== DATA FOR PROCESSING ==

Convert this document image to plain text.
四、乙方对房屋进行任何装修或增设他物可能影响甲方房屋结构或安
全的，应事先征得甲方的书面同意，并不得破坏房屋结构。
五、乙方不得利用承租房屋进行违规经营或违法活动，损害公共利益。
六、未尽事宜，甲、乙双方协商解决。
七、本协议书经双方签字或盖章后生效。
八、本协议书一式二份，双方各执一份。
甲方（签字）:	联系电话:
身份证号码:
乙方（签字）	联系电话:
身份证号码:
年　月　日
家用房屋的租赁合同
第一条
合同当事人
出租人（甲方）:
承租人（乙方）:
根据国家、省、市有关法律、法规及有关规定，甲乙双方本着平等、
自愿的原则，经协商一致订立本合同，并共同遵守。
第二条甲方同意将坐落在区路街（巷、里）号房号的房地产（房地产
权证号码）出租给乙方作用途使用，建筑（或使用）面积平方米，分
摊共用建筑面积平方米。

===

▶ TASK
Quote each line of the data above exactly as written.

▶ ANSWER BELOW
Convert this document image to plain text.
四、乙方对房屋进行任何装修或增设他物可能影响甲方房屋结构或安
全的，应事先征得甲方的书面同意，并不得破坏房屋结构。
五、乙方不得利用承租房屋进行违规经营或违法活动，损害公共利益。
六、未尽事宜，甲、乙双方协商解决。
七、本协议书经双方签字或盖章后生效。
八、本协议书一式二份，双方各执一份。
甲方（签字）:	联系电话:
身份证号码:
乙方（签字）	联系电话:
身份证号码:
年　月　日
家用房屋的租赁合同
第一条
合同当事人
出租人（甲方）:
承租人（乙方）:
根据国家、省、市有关法律、法规及有关规定，甲乙双方本着平等、
自愿的原则，经协商一致订立本合同，并共同遵守。
第二条甲方同意将坐落在区路街（巷、里）号房号的房地产（房地产
权证号码）出租给乙方作用途使用，建筑（或使用）面积平方米，分
摊共用建筑面积平方米。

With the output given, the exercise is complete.